-- Problem statement --
Drop the pictures and extract exactly the lines from the one that contains "Read out every word on this page." through the end of the material.
>> START
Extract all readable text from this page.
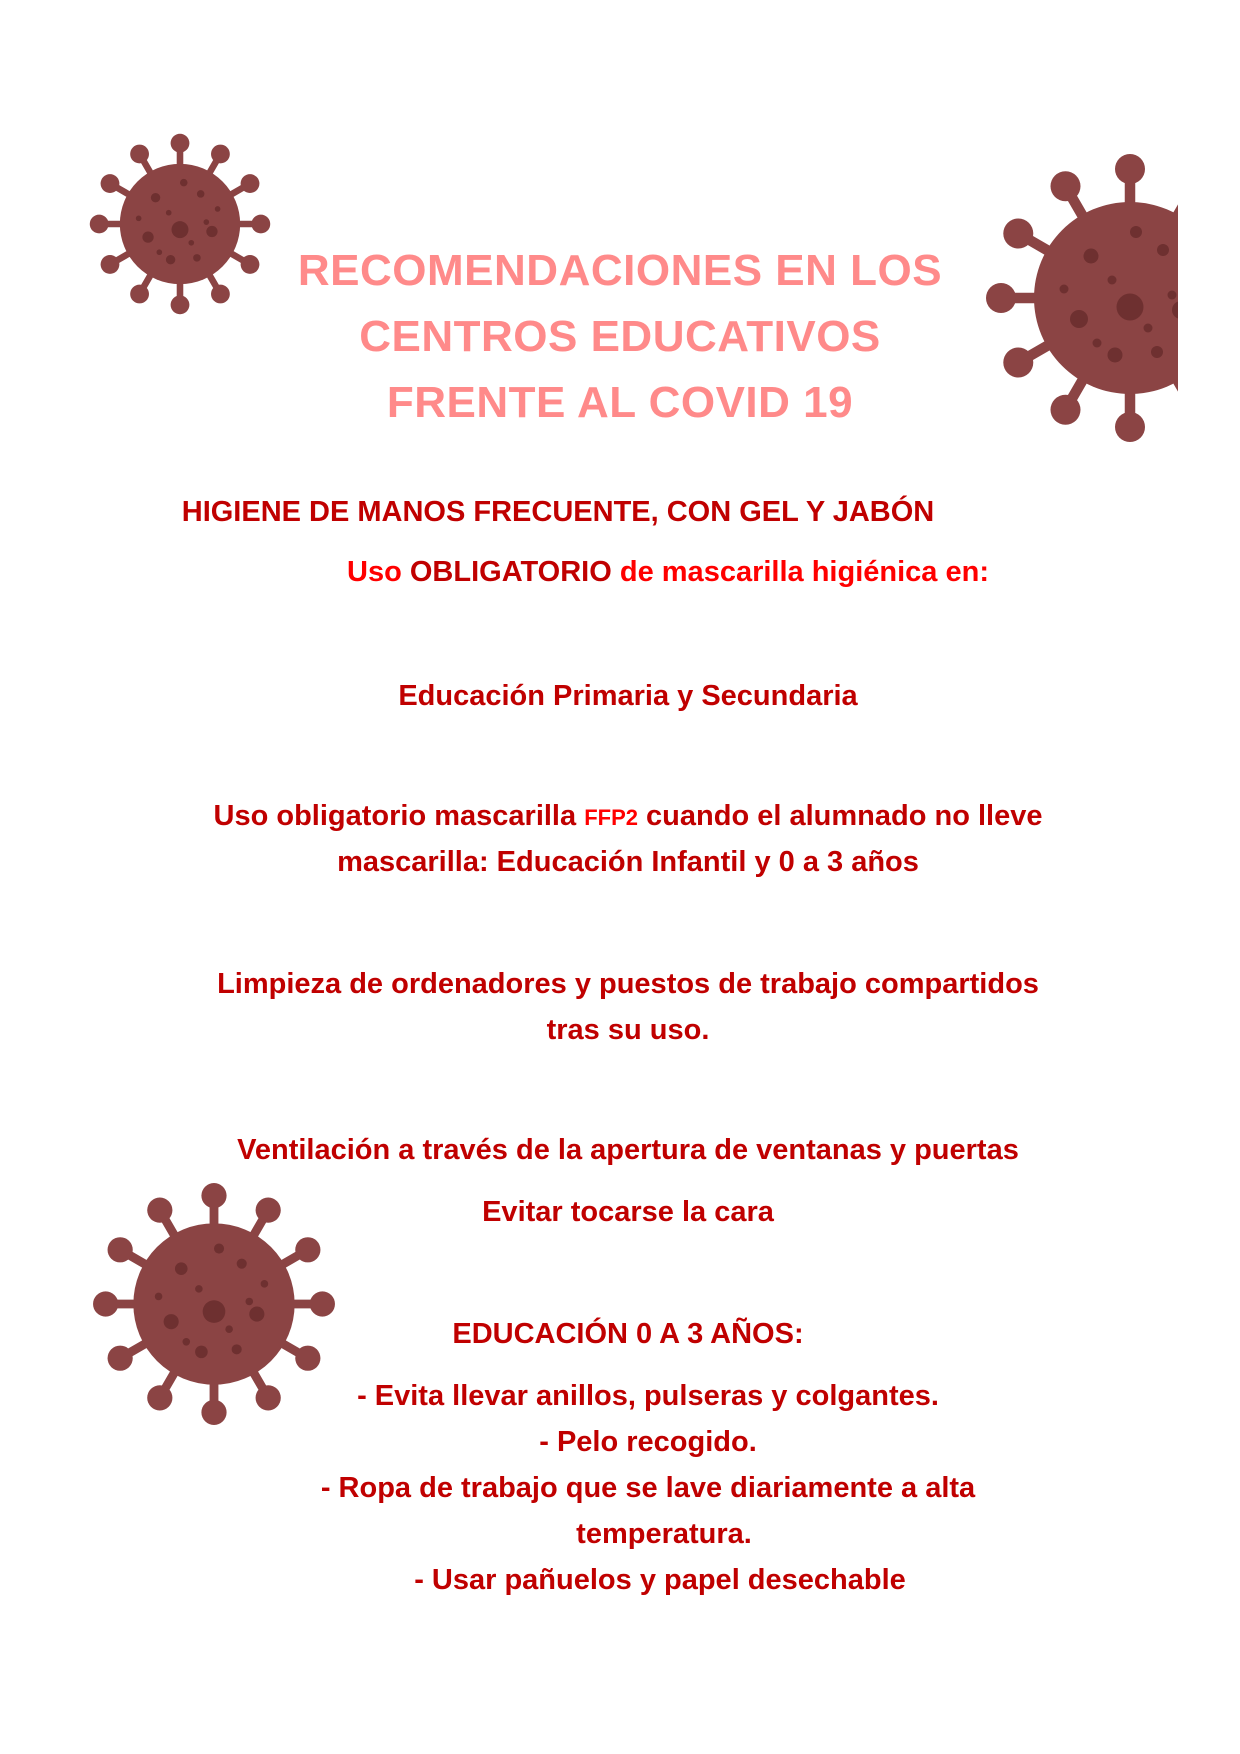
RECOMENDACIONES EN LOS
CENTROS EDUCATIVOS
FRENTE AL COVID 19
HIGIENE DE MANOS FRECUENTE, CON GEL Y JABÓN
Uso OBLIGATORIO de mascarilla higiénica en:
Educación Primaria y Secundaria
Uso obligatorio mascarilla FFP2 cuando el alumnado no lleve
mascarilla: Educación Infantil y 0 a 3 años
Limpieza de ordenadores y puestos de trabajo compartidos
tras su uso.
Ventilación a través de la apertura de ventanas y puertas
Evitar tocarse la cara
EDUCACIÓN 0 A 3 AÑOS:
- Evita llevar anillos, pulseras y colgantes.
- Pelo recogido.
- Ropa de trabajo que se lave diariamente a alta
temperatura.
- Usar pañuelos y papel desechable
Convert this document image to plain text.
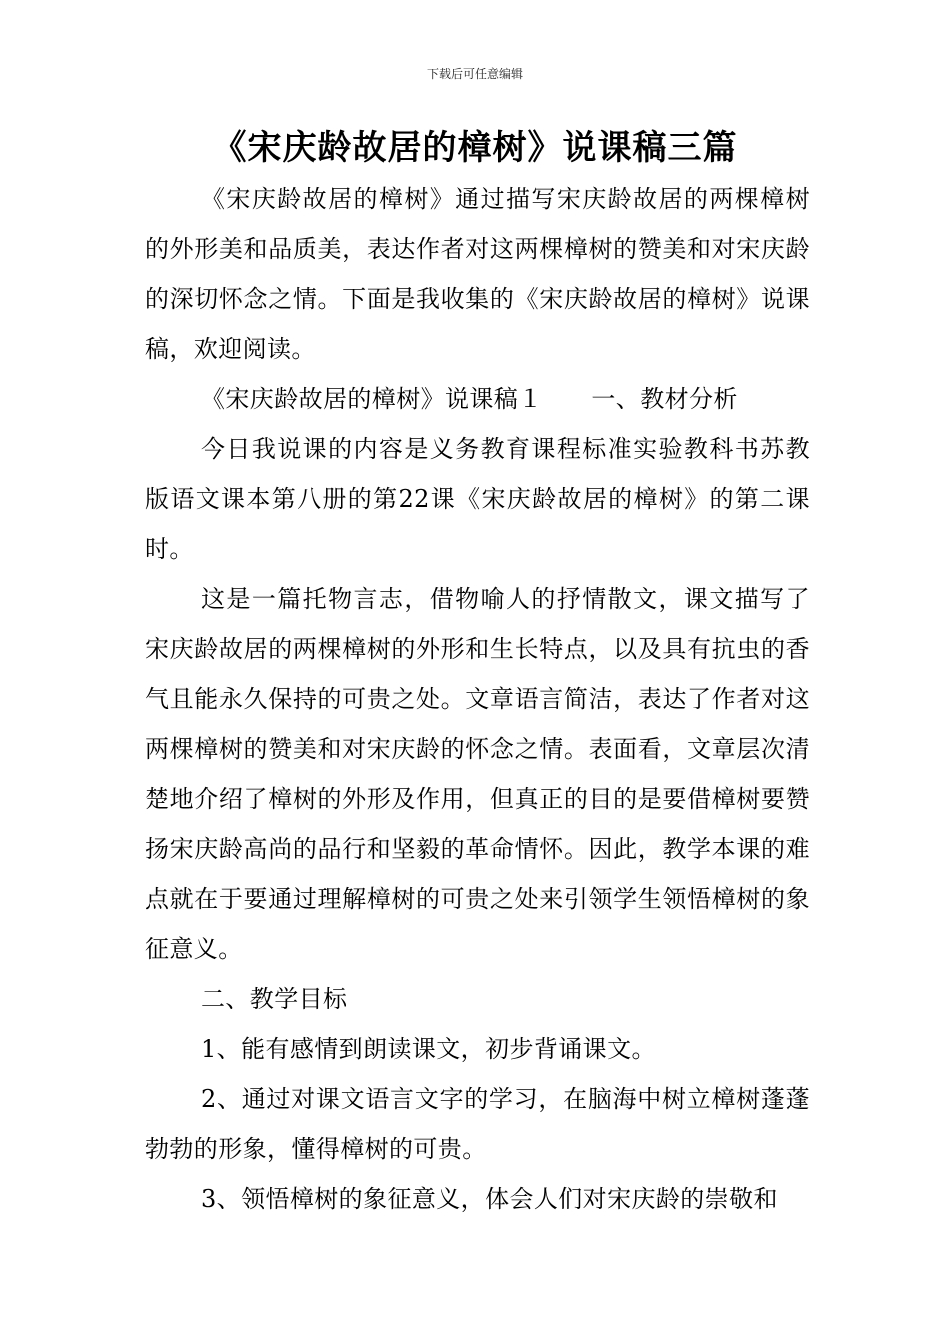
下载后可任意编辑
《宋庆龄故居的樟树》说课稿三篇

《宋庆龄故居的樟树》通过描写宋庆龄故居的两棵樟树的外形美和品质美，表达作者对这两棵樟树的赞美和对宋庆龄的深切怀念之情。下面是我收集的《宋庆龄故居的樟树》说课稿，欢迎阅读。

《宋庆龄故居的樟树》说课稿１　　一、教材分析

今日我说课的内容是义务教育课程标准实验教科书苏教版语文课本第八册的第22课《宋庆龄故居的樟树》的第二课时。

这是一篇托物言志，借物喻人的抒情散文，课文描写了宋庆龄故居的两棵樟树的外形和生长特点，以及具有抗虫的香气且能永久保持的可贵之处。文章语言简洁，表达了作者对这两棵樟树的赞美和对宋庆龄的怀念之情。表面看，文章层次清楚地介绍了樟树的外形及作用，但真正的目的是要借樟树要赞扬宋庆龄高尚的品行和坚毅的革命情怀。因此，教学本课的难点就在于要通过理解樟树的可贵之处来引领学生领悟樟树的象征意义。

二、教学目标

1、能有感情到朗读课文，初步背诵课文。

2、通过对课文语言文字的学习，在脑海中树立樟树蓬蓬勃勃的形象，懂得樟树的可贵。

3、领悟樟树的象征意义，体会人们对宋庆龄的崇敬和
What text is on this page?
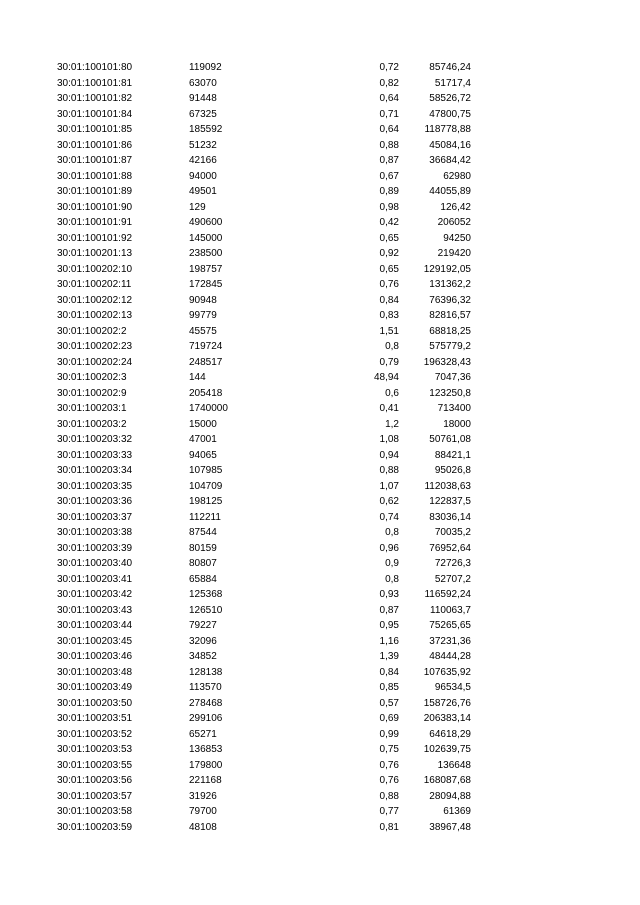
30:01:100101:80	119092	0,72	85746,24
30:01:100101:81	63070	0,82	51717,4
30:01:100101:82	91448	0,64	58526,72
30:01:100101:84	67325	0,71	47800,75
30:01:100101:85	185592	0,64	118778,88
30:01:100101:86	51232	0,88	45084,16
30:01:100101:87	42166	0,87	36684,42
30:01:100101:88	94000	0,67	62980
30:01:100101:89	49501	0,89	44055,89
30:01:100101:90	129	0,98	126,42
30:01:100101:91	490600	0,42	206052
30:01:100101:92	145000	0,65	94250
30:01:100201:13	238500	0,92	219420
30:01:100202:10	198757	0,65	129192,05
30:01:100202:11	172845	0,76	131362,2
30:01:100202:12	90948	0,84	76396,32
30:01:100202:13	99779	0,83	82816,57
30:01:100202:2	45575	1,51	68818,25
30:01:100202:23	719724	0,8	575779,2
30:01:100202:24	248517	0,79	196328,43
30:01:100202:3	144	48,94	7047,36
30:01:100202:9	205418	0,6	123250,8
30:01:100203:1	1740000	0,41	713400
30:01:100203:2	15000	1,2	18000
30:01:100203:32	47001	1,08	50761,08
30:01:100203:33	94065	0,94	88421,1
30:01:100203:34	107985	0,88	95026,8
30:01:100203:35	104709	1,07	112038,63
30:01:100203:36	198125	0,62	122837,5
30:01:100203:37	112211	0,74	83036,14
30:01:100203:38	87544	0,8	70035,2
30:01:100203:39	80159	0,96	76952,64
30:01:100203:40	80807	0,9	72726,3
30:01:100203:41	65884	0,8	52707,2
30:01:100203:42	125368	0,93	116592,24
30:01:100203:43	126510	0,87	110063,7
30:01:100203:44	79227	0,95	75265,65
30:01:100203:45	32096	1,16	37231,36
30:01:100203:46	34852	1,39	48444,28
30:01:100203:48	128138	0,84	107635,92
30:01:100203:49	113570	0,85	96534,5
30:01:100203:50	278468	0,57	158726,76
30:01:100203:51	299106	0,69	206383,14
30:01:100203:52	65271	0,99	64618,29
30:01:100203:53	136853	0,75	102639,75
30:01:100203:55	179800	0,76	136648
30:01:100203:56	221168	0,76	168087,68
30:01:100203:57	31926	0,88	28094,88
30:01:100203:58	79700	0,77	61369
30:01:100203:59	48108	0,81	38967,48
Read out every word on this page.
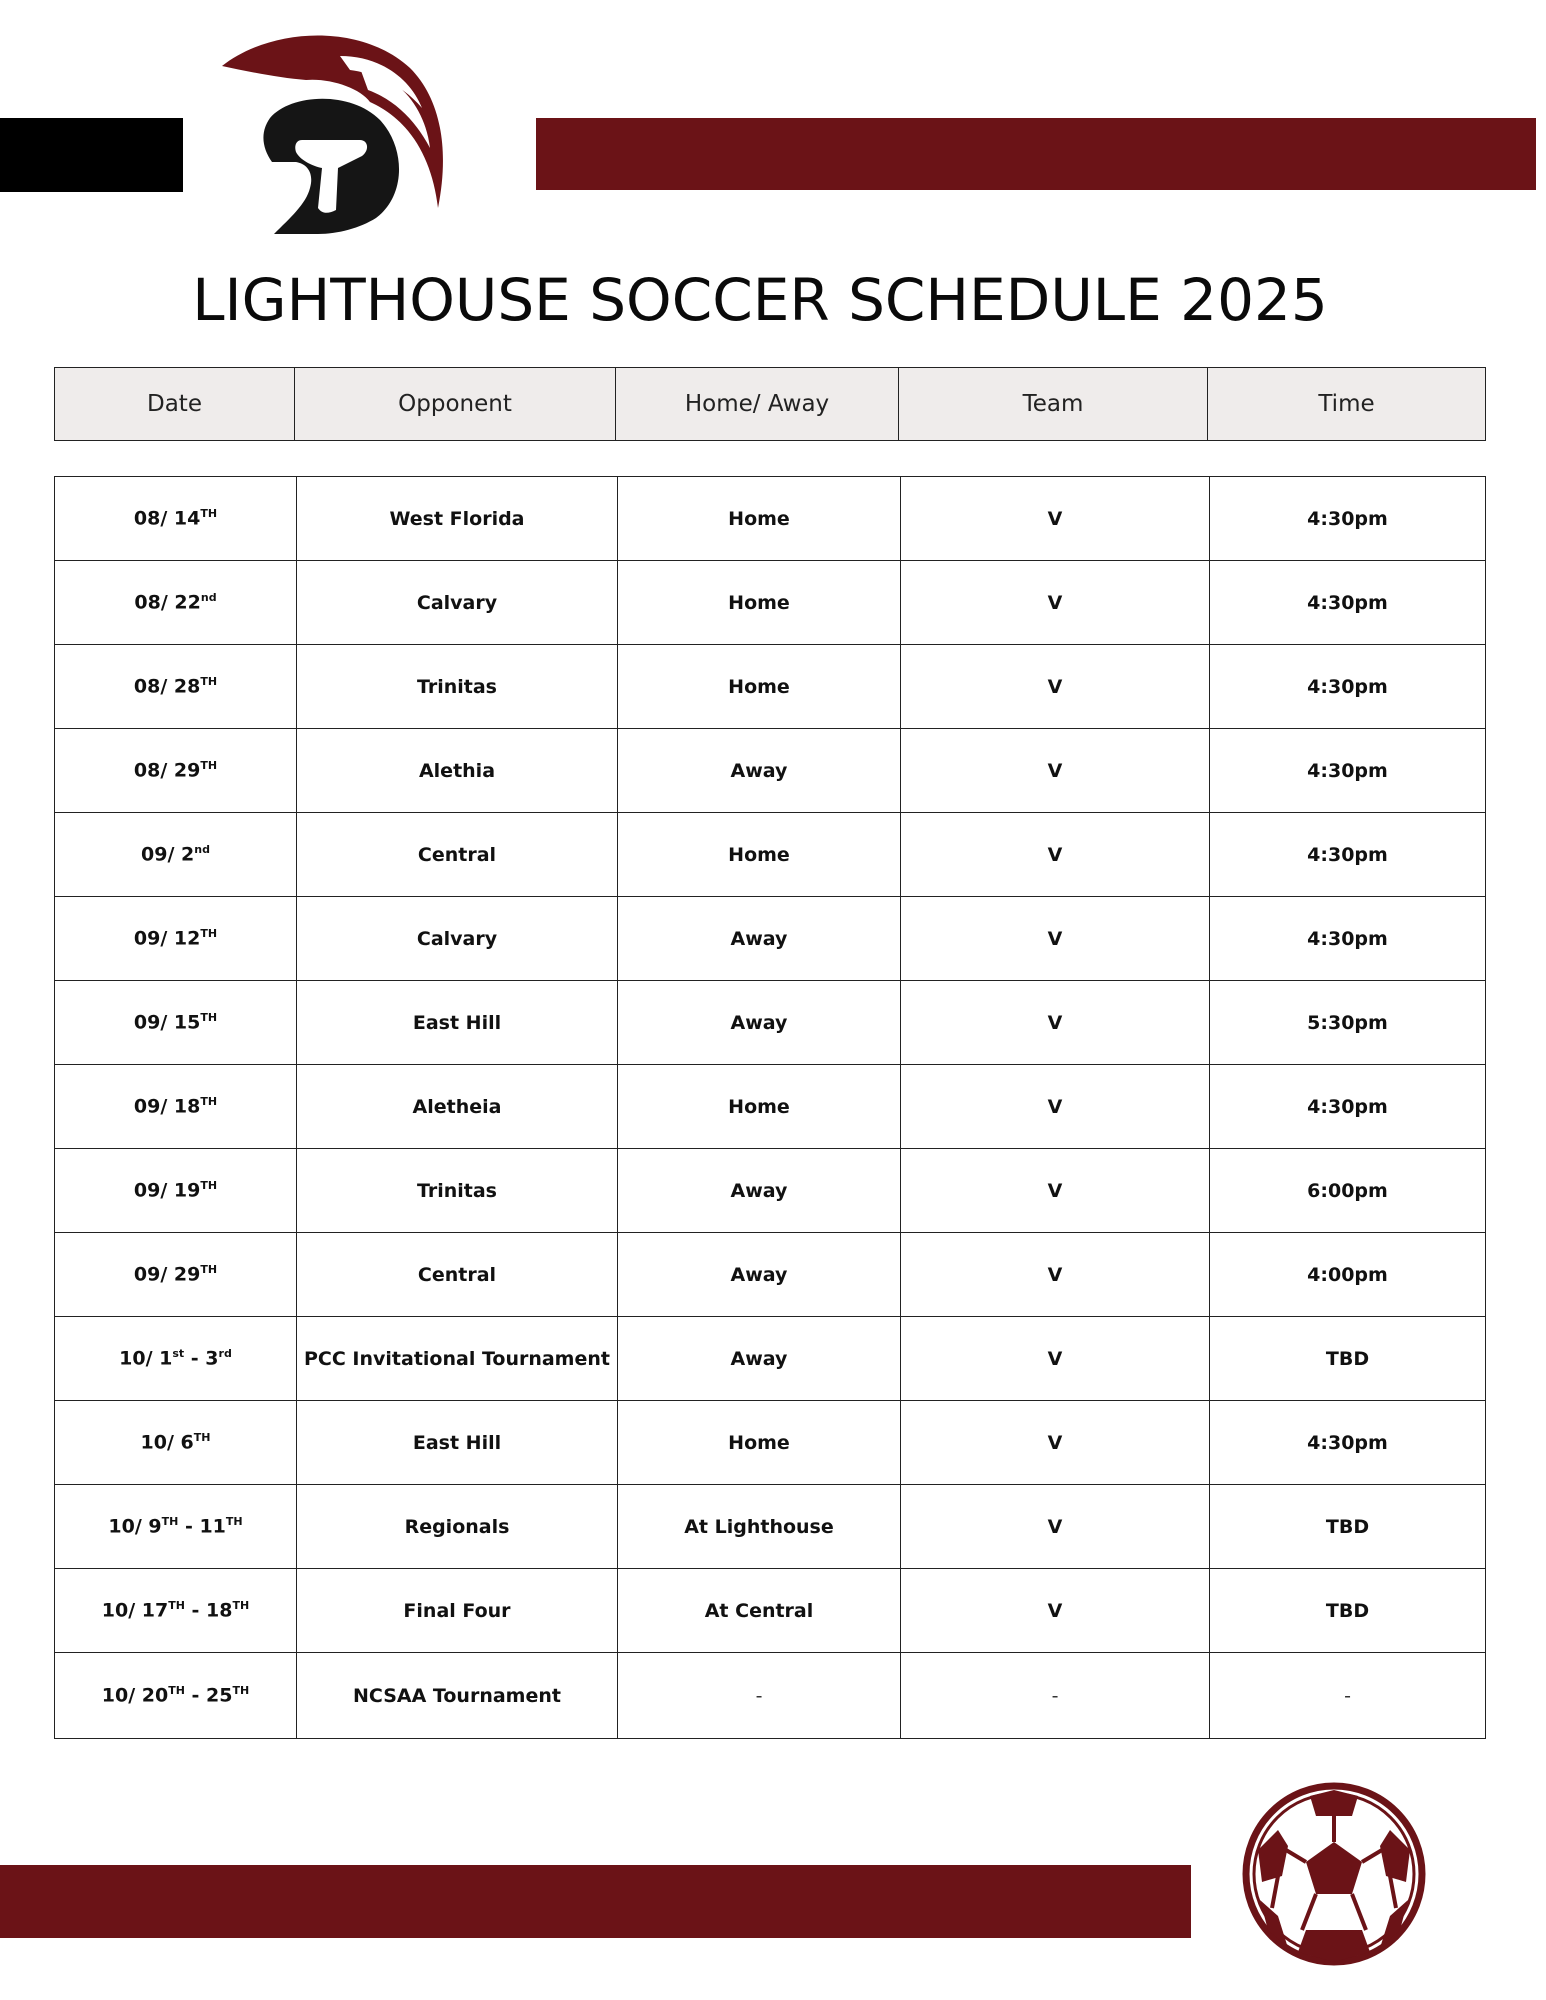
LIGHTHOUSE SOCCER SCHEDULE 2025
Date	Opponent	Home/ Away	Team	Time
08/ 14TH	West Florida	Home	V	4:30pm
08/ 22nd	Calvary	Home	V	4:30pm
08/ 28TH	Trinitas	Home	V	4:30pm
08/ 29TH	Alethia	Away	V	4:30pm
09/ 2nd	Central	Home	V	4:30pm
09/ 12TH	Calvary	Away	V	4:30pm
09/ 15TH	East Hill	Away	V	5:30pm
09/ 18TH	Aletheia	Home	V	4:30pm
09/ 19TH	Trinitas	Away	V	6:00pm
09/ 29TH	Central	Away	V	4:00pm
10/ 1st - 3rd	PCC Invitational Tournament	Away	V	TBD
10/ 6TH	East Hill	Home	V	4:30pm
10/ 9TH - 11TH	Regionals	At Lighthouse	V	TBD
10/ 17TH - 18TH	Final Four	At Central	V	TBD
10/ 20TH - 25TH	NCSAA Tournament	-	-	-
>> END
-- Finished task --
Read out every word on this page.
LIGHTHOUSE SOCCER SCHEDULE 2025
Date	Opponent	Home/ Away	Team	Time
08/ 14TH	West Florida	Home	V	4:30pm
08/ 22nd	Calvary	Home	V	4:30pm
08/ 28TH	Trinitas	Home	V	4:30pm
08/ 29TH	Alethia	Away	V	4:30pm
09/ 2nd	Central	Home	V	4:30pm
09/ 12TH	Calvary	Away	V	4:30pm
09/ 15TH	East Hill	Away	V	5:30pm
09/ 18TH	Aletheia	Home	V	4:30pm
09/ 19TH	Trinitas	Away	V	6:00pm
09/ 29TH	Central	Away	V	4:00pm
10/ 1st - 3rd	PCC Invitational Tournament	Away	V	TBD
10/ 6TH	East Hill	Home	V	4:30pm
10/ 9TH - 11TH	Regionals	At Lighthouse	V	TBD
10/ 17TH - 18TH	Final Four	At Central	V	TBD
10/ 20TH - 25TH	NCSAA Tournament	-	-	-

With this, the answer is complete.